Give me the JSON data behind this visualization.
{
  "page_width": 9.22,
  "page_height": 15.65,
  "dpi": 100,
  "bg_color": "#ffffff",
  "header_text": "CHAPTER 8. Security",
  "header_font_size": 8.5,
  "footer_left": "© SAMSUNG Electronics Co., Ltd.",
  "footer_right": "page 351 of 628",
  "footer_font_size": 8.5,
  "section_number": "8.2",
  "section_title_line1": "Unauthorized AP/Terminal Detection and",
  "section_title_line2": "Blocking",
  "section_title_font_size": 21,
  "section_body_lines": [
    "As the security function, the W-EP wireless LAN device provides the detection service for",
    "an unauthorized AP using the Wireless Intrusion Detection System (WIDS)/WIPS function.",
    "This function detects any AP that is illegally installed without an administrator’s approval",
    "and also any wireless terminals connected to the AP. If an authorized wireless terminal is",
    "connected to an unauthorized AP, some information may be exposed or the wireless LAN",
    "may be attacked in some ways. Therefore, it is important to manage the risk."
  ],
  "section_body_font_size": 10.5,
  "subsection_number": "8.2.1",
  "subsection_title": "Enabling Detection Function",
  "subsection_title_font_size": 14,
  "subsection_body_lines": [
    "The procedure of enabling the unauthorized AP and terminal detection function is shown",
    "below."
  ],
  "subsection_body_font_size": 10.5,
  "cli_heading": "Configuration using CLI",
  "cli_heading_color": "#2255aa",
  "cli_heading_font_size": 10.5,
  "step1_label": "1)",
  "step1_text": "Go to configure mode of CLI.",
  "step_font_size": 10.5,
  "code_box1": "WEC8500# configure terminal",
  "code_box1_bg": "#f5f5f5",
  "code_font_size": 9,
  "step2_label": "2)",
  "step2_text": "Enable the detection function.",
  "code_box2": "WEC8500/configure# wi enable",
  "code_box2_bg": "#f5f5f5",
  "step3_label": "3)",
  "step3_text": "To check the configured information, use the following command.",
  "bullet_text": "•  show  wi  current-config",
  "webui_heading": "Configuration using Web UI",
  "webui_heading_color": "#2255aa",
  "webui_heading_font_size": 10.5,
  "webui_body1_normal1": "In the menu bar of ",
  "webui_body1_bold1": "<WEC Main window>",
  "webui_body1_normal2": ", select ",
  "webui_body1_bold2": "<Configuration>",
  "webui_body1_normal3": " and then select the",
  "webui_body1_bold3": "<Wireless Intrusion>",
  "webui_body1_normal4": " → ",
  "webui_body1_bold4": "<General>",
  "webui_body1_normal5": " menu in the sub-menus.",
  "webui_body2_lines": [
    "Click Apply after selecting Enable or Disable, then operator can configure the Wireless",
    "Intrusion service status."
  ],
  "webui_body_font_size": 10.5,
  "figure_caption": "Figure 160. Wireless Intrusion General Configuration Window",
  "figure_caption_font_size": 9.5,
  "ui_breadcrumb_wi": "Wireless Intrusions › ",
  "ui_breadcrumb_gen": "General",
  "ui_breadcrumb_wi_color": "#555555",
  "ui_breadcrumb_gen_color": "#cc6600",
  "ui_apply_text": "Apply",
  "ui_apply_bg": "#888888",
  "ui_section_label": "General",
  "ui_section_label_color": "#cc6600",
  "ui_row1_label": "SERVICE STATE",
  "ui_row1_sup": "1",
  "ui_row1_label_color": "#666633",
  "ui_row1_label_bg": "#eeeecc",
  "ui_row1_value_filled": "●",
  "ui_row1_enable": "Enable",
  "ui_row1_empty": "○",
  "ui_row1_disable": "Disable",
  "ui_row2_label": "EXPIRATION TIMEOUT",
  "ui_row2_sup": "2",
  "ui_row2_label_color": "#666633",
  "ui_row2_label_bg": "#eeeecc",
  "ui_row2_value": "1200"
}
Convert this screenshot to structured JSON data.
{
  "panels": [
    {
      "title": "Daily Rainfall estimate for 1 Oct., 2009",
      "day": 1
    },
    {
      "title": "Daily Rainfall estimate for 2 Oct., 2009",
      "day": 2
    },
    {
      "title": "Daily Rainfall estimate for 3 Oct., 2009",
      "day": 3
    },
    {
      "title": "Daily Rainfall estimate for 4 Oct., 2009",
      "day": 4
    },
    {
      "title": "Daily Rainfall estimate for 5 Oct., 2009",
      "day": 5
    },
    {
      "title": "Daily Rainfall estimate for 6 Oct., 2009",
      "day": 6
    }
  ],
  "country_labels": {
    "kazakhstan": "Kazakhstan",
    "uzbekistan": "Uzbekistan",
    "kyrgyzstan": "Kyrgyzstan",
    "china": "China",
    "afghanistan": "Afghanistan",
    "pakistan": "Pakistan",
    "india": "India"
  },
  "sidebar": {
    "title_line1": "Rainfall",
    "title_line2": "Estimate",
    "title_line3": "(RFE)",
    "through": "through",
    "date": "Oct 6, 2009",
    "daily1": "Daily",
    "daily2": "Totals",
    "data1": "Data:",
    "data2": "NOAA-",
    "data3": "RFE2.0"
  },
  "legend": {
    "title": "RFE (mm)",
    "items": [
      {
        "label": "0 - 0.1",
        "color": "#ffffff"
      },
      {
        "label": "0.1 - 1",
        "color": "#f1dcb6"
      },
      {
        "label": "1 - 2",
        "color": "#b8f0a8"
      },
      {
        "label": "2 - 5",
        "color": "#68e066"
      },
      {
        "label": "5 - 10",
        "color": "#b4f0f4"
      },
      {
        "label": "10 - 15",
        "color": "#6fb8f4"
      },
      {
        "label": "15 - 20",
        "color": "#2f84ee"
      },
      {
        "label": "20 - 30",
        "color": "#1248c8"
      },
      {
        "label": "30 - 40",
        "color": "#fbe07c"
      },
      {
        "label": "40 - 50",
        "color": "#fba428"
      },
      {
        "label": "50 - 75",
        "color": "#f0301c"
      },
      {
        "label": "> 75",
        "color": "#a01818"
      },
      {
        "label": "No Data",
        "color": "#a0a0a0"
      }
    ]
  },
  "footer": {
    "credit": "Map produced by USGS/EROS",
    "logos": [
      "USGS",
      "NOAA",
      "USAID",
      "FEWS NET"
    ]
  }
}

· · ·

WHAT IS REQUIRED: Give the number of lines in the listing above that hold the string "then", with nothing else.

SOLUTION: 2